== EXERCISE TASK ==
Determine the count of lines holding "Emma" and give that count alone.

======== MATERIAL FOR THIS EXERCISE ========

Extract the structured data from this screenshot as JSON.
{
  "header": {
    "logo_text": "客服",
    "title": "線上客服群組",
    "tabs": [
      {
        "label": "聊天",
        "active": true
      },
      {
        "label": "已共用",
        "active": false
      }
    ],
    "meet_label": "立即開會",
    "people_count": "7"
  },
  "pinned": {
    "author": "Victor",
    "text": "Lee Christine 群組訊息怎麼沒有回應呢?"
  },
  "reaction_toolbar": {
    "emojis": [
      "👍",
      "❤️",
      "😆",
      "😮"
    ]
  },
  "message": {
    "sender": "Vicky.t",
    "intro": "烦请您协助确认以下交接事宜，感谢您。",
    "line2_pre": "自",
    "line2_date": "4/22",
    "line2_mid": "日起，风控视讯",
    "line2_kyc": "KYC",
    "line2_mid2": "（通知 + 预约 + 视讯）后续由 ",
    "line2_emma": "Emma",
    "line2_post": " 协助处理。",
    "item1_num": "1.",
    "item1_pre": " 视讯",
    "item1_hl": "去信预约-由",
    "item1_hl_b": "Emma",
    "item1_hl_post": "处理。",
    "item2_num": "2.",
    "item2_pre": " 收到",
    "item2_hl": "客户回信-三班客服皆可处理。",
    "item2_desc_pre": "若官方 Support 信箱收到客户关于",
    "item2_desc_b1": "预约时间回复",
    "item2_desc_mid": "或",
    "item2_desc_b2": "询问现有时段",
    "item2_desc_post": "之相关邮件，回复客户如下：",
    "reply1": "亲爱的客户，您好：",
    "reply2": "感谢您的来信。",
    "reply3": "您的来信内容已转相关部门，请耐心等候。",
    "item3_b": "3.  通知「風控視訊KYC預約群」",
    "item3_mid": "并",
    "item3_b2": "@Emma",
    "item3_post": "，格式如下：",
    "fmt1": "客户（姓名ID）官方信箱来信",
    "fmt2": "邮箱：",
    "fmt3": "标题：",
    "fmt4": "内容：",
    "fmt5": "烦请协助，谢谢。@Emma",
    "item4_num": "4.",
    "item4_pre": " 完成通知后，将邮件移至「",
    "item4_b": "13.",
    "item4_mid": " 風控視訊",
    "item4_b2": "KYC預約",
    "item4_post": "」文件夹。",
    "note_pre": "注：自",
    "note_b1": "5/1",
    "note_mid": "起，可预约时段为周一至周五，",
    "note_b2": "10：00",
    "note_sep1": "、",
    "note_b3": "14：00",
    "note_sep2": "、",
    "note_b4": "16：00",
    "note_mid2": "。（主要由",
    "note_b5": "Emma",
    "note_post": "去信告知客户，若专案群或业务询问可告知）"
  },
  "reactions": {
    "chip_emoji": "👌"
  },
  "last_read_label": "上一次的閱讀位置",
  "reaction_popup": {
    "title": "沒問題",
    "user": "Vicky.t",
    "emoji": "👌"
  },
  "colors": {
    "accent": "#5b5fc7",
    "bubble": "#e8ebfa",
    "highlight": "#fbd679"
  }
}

========

== RESULT BELOW ==
5